Across the listing below, how many lines hold "Keep"? Reply with the number by itself.

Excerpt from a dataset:
= = = = =
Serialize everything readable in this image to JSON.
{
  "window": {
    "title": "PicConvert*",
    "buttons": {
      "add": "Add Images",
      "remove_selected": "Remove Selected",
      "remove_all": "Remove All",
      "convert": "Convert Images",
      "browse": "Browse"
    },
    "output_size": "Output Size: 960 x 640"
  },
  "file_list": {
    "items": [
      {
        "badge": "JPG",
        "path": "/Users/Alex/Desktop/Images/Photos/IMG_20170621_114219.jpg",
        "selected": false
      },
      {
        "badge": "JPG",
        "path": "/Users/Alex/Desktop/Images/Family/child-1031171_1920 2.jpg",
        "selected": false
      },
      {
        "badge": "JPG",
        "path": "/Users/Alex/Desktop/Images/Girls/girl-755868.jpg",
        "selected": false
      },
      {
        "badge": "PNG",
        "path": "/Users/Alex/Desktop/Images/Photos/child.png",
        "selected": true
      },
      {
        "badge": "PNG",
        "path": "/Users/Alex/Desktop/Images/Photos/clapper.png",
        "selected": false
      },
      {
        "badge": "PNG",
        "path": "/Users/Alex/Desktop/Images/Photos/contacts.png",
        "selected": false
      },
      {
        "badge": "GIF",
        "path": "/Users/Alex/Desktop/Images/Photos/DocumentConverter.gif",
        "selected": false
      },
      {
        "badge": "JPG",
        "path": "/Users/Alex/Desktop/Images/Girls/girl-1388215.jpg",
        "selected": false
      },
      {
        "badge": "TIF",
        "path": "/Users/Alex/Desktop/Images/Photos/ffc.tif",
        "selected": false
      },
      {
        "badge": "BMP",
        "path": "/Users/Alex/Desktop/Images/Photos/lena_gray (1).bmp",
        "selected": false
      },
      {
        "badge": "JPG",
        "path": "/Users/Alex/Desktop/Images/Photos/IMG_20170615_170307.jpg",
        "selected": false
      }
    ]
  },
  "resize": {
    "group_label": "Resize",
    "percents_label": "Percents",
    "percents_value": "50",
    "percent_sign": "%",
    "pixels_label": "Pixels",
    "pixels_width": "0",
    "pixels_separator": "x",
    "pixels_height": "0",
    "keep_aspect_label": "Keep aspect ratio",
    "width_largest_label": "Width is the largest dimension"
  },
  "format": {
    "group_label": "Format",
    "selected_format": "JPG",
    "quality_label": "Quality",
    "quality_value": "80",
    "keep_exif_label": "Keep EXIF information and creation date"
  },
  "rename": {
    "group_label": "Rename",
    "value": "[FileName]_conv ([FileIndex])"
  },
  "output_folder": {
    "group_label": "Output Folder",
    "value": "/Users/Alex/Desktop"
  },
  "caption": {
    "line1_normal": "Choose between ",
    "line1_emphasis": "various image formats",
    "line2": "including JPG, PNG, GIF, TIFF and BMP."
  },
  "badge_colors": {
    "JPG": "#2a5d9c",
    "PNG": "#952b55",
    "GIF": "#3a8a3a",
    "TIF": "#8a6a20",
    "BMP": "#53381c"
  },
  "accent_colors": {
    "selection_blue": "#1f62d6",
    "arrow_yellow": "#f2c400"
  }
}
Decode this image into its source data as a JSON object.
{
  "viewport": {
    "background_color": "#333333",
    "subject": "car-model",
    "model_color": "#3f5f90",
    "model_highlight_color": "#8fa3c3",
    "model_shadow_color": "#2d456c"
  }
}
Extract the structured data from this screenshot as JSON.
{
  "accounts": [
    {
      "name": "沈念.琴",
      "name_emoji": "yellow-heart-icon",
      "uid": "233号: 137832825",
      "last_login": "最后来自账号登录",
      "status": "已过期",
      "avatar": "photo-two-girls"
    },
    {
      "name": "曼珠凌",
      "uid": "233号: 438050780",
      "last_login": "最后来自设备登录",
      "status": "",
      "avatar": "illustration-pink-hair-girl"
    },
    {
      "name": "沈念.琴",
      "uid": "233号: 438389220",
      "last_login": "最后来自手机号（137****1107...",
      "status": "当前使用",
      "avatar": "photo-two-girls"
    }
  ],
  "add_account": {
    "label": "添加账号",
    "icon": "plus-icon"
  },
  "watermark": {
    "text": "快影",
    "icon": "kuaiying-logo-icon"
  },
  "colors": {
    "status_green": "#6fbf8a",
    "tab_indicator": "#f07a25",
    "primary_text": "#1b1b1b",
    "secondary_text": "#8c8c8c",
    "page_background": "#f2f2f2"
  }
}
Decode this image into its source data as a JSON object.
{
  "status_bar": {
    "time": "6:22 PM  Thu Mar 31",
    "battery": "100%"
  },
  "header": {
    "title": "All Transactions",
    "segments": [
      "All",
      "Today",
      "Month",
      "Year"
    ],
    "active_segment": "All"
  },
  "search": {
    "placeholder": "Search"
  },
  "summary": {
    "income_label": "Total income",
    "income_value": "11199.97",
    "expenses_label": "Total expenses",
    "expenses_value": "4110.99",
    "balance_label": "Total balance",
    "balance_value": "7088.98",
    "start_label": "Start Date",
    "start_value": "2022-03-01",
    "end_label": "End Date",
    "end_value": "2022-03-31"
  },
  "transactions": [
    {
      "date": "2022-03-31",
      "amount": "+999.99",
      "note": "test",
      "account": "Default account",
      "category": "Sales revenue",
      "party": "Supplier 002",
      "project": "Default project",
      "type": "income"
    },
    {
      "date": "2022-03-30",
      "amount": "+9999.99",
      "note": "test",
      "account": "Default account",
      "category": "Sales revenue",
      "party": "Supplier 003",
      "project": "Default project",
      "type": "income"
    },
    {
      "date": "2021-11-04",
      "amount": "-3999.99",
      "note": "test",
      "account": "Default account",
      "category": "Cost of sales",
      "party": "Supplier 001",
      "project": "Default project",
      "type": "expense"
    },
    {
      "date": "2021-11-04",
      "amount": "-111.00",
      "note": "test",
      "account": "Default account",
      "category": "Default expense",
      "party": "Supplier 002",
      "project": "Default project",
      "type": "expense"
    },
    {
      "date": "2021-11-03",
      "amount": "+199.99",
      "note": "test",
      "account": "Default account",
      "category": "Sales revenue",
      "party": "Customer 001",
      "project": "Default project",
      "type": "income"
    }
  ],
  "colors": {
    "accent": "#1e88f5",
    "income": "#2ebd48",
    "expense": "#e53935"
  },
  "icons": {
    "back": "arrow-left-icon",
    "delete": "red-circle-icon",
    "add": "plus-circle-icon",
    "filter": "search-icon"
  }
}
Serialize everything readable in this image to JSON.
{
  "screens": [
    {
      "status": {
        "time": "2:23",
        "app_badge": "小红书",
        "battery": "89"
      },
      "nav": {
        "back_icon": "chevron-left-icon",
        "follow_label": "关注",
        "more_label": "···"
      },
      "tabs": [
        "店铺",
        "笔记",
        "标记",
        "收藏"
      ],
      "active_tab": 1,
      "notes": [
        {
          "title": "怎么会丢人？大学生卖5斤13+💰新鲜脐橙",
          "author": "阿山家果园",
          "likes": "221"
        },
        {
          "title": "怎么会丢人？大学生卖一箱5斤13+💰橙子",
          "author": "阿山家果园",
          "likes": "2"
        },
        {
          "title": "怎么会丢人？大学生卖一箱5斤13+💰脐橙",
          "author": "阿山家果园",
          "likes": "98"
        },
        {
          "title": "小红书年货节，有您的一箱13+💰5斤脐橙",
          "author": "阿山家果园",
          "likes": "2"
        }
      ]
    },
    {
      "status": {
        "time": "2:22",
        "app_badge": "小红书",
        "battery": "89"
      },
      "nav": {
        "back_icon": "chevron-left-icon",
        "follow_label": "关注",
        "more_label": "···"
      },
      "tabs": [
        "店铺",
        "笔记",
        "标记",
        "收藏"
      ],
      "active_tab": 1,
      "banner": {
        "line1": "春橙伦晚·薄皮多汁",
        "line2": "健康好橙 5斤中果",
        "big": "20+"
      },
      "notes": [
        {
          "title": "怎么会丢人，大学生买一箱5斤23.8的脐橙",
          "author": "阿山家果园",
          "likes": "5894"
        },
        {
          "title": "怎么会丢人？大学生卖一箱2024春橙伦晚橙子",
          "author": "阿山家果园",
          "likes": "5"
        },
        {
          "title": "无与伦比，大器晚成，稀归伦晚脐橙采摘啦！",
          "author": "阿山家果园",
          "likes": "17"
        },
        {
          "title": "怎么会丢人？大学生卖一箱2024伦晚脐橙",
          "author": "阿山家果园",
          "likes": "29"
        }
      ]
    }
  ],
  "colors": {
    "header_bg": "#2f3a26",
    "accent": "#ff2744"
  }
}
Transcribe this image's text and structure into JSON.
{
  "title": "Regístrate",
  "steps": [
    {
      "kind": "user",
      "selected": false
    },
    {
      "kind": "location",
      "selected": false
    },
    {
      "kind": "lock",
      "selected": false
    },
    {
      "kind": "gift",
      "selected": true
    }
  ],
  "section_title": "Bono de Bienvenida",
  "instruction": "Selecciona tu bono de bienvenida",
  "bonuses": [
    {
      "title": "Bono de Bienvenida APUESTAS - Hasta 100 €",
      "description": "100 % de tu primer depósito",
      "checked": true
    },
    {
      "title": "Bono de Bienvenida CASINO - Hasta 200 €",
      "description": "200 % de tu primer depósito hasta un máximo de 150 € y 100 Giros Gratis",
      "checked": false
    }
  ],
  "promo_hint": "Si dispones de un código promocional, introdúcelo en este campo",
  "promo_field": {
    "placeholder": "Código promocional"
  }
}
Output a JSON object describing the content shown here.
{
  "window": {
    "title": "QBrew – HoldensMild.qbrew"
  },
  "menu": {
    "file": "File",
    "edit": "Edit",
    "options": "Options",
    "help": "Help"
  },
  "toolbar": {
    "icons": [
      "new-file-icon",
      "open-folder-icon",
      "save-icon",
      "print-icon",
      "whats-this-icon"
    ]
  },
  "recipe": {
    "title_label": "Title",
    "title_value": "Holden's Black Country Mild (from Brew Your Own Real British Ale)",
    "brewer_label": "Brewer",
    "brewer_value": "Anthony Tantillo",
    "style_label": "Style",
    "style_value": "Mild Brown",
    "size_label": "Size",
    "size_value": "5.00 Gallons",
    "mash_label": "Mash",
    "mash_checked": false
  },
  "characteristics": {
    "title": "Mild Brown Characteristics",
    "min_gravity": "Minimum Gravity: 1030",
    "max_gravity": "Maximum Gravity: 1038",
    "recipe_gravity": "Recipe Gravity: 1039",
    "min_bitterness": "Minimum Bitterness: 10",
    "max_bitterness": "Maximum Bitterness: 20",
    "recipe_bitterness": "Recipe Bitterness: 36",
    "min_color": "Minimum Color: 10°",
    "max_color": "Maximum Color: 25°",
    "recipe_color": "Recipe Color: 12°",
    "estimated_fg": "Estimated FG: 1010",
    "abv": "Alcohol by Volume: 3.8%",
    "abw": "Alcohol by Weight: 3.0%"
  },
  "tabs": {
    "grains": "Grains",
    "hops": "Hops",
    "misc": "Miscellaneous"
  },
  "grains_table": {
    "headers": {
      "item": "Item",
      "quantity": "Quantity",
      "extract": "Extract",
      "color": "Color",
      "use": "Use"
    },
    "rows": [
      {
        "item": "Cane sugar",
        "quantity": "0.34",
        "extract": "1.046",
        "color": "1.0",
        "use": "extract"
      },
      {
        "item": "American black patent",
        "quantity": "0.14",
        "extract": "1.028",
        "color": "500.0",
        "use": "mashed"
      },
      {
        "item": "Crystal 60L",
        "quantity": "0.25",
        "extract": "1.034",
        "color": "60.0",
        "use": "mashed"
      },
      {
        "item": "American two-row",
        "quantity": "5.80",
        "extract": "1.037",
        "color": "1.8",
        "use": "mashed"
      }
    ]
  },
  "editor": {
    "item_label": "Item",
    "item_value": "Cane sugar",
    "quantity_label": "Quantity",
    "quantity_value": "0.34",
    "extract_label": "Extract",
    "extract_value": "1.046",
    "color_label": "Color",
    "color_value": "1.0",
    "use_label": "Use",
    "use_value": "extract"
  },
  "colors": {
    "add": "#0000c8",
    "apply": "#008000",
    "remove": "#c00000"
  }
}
= = = = =
* **Exercise solution**: 2